■ **Text shown**
Content starts
Development and evaluation of a novel simulation model for transabdominal preperitoneal (TAPP) inguinal hernia repair

BACKGROUND

Transabdominal preperitoneal (TAPP) inguinal hernia repair requires the surgeon to have good manual skills in laparoscopic surgery, as well as an understanding of the laparoscopic features of the groin anatomy. This is why TAPP is considered a more difficult surgical procedure compared to open techniques. Realistic training model for TAPP inguinal hernia repair would enhance surgeons' skills before they enter in the operation room. Our aim was to create a realistic, inexpensive, and easily reproducible model for laparoscopic TAPP inguinal hernia repair and to assess its effectiveness.

METHODS

The applied TAPP inguinal hernia repair training simulator consists of a laparoscopic box and an inguinal region model placed in it. The model of the groin area is made of the porcine stomach and assembling materials. Uniaxial tensile and T-peel tests were performed to compare the mechanical properties of the porcine stomach and the human cadaver peritoneum. Thirty eight surgeons performed TAPP inguinal hernia repair using this model. Their opinions were scored on a five-point Likert scale.
Content ends
In the TAPP simulation model text, what materials make up the model of the groin area?

Data excerpts:
Content starts
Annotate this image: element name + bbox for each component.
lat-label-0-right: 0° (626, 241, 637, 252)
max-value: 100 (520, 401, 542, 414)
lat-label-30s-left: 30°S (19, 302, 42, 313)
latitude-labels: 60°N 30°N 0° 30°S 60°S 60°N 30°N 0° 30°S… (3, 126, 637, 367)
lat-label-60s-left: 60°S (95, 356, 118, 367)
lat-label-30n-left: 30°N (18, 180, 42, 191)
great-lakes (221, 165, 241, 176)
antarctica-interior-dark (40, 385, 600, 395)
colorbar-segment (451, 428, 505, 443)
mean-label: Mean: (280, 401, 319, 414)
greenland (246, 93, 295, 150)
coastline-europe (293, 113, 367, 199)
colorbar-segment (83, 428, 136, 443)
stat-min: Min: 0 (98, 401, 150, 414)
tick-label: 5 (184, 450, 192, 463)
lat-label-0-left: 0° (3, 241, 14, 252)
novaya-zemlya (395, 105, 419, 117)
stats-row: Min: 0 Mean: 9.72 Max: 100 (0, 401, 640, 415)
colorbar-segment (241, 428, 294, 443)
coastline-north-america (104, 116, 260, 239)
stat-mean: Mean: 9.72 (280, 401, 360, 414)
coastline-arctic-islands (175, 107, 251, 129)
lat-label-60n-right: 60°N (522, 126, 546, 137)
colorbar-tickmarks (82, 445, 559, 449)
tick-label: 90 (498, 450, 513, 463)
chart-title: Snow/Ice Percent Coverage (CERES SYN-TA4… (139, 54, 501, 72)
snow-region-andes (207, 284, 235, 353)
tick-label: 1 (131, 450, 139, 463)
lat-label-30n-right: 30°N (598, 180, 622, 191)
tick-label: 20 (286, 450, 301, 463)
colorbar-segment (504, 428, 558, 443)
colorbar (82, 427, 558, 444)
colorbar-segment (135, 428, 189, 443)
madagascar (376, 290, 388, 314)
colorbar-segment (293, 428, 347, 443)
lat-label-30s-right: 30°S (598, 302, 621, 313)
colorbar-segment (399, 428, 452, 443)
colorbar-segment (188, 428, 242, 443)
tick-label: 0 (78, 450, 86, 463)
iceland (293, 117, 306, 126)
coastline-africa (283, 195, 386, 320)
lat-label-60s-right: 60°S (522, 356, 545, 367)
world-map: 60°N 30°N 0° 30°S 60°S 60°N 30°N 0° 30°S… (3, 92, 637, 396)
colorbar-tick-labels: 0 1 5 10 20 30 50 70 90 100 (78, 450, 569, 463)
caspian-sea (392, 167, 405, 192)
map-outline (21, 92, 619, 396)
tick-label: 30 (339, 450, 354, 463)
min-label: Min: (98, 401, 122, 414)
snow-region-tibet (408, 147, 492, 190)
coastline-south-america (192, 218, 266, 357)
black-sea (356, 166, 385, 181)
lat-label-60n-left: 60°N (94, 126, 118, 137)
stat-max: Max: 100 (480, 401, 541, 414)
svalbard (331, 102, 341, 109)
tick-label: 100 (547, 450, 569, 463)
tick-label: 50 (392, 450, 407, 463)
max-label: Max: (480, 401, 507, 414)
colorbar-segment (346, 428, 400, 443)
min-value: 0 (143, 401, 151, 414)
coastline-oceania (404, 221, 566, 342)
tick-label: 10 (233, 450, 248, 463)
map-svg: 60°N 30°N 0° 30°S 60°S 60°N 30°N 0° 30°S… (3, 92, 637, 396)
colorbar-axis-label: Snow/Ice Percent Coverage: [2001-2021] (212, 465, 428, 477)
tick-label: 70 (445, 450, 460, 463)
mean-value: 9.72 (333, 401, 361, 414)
Content ends
■ **Response to the exercise**
The porcine stomach and assembling materials.